_Directions for this task_
Reproduce every line in the listing that contains the word "Vetäjät".

:: Stored records ::

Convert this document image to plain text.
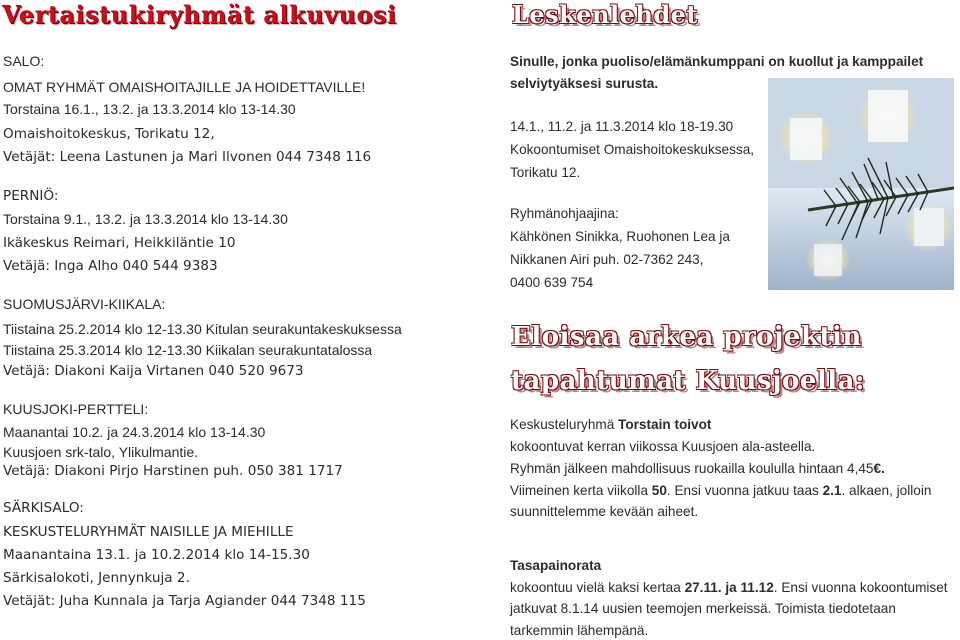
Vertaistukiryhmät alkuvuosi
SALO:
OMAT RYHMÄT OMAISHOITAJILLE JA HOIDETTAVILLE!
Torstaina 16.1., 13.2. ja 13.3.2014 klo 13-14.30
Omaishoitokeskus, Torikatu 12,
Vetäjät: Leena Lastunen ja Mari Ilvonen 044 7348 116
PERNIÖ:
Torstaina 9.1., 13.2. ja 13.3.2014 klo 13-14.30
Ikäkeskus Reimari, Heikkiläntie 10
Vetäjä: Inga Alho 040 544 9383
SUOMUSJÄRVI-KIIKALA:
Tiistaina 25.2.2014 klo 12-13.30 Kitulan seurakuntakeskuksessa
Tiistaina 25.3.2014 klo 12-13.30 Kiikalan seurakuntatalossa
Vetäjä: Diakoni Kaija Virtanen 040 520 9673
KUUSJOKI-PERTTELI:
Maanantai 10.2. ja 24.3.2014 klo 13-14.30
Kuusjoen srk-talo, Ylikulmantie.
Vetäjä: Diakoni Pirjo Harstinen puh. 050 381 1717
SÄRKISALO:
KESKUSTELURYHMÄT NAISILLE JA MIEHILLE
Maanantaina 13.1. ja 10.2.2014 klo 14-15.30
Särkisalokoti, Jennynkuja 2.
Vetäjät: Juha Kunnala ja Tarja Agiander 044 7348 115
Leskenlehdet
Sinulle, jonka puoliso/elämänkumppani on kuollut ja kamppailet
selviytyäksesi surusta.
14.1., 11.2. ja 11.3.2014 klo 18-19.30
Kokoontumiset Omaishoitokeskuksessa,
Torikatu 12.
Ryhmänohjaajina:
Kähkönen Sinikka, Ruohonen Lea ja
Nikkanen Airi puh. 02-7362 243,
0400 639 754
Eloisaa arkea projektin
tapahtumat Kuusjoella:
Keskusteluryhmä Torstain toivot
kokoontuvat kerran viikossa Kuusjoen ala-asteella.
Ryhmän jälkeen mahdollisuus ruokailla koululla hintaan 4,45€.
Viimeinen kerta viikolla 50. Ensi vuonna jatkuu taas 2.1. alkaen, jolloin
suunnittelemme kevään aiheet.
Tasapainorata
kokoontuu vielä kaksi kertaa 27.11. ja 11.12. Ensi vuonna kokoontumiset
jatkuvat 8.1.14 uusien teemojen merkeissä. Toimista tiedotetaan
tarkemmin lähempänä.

:::
:: Stored records ::

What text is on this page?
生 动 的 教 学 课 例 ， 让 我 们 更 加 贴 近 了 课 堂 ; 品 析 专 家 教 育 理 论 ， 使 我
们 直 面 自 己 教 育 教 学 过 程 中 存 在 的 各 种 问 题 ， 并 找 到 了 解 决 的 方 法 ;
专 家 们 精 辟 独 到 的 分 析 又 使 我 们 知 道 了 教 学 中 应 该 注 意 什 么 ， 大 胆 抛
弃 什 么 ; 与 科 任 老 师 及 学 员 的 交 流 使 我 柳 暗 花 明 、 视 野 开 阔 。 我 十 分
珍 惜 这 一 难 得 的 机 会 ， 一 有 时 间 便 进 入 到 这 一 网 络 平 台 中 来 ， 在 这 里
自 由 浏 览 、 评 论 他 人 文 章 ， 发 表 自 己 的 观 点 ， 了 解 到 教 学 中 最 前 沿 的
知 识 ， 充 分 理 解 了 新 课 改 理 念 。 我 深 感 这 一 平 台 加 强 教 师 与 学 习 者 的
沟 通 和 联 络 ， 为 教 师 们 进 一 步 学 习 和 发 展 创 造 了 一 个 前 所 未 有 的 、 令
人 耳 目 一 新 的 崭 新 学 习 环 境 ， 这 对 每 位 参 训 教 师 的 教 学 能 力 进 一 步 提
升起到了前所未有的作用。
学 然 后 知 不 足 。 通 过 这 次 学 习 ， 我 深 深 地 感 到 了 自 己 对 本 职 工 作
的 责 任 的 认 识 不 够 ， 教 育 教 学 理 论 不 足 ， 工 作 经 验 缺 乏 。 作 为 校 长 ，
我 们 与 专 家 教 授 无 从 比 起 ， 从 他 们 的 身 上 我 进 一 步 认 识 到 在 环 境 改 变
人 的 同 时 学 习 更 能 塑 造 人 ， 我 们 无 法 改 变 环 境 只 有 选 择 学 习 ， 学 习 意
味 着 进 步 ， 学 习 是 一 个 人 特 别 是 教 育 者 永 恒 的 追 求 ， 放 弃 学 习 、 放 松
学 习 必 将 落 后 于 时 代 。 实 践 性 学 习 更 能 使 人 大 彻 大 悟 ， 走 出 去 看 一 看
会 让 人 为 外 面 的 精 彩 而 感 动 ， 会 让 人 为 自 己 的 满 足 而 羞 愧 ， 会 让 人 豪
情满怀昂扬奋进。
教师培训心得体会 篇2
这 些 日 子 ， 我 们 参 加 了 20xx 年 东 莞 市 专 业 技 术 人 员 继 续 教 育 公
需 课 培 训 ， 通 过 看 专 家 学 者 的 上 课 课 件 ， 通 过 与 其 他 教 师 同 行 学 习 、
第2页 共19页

:::
:: Stored records ::

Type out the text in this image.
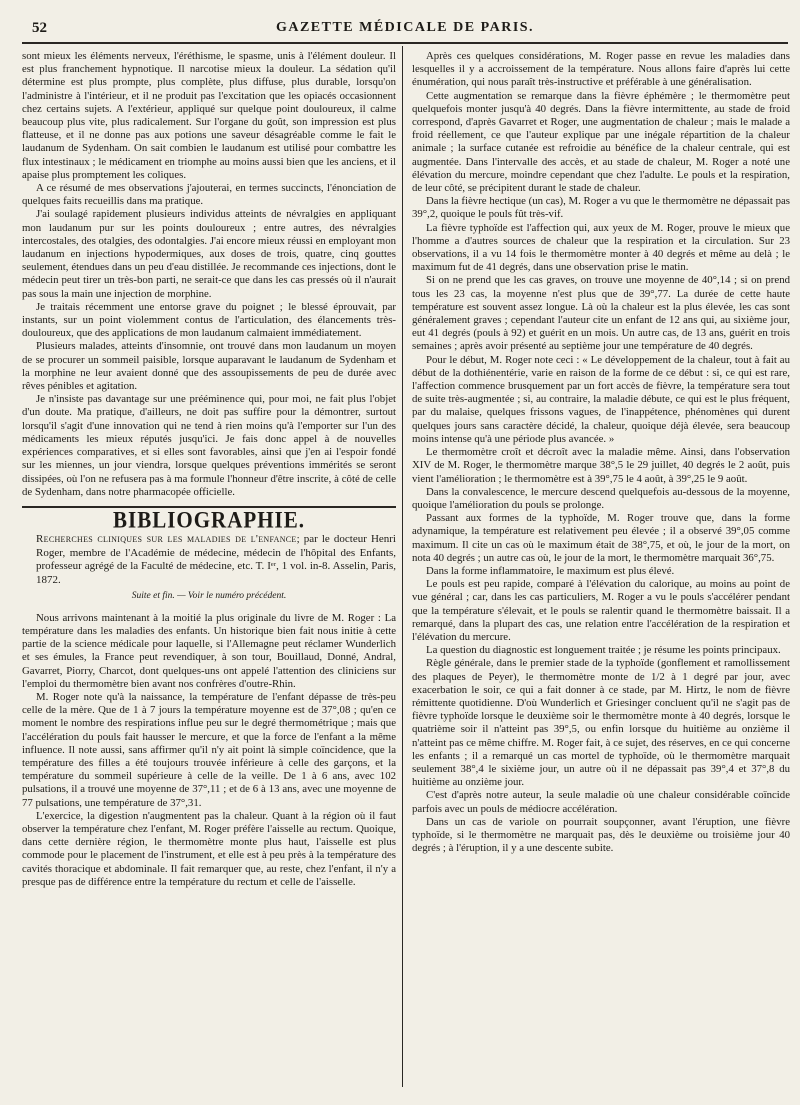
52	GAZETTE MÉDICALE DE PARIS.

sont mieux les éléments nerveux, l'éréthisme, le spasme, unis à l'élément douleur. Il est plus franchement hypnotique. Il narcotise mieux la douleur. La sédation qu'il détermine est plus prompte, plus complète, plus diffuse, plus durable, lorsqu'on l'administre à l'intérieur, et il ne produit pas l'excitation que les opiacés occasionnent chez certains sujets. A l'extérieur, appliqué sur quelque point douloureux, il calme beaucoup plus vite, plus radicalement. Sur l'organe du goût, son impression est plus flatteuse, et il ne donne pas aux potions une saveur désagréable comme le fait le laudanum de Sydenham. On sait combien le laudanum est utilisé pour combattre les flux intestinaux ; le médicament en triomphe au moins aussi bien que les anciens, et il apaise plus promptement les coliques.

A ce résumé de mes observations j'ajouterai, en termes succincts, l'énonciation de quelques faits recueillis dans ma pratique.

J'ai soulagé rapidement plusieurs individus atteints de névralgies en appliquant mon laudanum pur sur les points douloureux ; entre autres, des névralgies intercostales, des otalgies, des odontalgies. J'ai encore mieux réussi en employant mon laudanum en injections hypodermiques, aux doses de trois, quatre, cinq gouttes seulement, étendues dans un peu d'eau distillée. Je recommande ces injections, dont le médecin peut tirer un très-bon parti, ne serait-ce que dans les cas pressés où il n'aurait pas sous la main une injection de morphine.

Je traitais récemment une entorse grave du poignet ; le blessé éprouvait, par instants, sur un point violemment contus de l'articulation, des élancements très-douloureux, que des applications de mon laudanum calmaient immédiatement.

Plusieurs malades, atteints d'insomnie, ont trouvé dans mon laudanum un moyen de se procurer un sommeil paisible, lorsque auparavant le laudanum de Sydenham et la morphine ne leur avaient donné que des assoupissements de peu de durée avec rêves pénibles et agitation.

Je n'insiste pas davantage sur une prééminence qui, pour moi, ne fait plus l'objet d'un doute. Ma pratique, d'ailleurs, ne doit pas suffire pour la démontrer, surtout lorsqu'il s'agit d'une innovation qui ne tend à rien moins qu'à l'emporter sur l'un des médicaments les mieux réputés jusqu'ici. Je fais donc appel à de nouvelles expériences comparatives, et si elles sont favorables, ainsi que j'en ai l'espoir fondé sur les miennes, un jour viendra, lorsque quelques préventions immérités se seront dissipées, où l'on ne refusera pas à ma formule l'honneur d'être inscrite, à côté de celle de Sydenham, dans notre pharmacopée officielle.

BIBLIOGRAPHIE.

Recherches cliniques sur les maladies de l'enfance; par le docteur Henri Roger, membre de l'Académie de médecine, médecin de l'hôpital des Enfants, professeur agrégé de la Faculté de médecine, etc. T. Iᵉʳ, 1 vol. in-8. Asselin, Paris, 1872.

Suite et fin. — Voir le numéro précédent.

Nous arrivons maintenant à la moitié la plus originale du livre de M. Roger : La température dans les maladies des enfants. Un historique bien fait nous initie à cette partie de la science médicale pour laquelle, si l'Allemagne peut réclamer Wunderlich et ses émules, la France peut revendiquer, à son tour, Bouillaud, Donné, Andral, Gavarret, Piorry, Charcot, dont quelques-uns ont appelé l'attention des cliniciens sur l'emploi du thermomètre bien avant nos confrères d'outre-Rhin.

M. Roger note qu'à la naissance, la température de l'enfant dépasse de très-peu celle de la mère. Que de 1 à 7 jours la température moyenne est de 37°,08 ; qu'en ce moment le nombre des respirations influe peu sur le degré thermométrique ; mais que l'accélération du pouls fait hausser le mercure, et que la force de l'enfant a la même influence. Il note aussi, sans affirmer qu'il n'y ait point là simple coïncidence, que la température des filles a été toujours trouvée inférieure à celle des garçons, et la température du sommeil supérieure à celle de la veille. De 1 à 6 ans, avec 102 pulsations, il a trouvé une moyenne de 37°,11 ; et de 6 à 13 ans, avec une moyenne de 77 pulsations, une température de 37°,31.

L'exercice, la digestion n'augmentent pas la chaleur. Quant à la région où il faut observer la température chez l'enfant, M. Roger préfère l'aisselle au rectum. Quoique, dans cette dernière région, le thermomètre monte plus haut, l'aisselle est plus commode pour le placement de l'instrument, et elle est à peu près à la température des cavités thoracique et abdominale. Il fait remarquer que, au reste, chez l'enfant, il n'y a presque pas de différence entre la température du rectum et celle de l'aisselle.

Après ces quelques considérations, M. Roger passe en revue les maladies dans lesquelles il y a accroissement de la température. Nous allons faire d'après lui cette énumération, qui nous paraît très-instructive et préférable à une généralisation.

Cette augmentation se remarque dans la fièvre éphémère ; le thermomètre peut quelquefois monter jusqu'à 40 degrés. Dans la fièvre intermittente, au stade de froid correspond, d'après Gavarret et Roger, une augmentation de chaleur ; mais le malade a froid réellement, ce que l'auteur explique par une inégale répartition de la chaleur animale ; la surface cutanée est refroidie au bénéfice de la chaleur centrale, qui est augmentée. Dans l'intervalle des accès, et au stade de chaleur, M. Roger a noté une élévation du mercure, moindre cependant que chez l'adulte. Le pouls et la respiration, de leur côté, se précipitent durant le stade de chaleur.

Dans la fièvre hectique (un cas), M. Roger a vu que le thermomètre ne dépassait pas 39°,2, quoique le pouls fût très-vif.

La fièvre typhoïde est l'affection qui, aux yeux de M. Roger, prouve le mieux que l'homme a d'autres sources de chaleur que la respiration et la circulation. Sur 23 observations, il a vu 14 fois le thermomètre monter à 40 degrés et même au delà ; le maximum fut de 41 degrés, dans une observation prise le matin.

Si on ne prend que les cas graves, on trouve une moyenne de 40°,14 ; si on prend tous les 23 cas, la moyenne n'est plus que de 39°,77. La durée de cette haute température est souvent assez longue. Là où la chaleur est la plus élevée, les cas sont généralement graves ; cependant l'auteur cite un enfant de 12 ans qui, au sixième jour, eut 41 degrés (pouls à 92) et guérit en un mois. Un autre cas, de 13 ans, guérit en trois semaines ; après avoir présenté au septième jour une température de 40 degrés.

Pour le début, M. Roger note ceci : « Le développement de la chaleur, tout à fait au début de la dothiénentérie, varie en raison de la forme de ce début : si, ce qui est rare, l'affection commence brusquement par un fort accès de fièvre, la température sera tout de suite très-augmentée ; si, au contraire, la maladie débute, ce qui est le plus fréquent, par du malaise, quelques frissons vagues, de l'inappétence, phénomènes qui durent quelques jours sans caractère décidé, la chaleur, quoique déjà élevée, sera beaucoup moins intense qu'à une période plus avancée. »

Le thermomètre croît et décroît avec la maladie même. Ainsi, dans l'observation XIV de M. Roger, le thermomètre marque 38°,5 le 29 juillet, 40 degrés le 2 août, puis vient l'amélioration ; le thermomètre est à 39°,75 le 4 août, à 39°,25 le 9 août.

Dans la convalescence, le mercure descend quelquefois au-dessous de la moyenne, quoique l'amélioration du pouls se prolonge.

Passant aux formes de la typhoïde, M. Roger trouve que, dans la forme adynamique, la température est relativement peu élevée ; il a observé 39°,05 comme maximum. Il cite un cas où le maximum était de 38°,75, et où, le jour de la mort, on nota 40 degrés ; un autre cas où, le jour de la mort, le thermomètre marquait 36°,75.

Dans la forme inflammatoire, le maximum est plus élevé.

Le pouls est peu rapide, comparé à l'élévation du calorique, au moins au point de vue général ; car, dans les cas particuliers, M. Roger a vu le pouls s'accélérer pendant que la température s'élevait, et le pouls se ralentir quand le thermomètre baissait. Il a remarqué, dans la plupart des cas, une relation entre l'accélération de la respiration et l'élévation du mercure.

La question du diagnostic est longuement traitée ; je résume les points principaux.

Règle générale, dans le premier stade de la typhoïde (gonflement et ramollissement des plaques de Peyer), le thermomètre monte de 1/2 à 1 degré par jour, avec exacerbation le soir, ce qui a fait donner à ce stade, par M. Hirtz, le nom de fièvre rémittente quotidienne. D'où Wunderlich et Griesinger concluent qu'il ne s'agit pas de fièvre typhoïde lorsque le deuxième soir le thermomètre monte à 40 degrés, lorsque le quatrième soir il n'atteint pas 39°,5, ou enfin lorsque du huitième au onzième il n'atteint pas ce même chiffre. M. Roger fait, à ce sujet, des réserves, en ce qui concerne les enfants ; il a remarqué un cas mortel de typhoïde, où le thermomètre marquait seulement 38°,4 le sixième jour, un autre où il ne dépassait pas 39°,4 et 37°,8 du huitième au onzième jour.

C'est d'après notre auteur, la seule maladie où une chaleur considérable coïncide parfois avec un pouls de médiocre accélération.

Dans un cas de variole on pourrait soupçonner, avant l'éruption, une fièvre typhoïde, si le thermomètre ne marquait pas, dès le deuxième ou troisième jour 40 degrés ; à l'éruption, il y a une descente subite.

:::

_Correct output_
Vetäjät: Leena Lastunen ja Mari Ilvonen 044 7348 116
Vetäjät: Juha Kunnala ja Tarja Agiander 044 7348 115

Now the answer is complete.